++++ Given data ++++

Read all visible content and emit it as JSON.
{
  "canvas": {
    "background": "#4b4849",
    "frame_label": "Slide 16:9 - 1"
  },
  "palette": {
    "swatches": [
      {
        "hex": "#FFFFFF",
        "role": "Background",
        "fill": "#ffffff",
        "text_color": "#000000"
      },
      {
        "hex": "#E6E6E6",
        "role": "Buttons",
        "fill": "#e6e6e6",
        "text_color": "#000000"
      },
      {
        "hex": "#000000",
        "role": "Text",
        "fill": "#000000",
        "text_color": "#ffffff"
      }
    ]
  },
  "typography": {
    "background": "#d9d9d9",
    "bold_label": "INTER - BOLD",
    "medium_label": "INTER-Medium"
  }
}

++++

# What needs to be done
From the data, list each line in which the string "role" appears.

# Task result
        "role": "Background",
        "role": "Buttons",
        "role": "Text",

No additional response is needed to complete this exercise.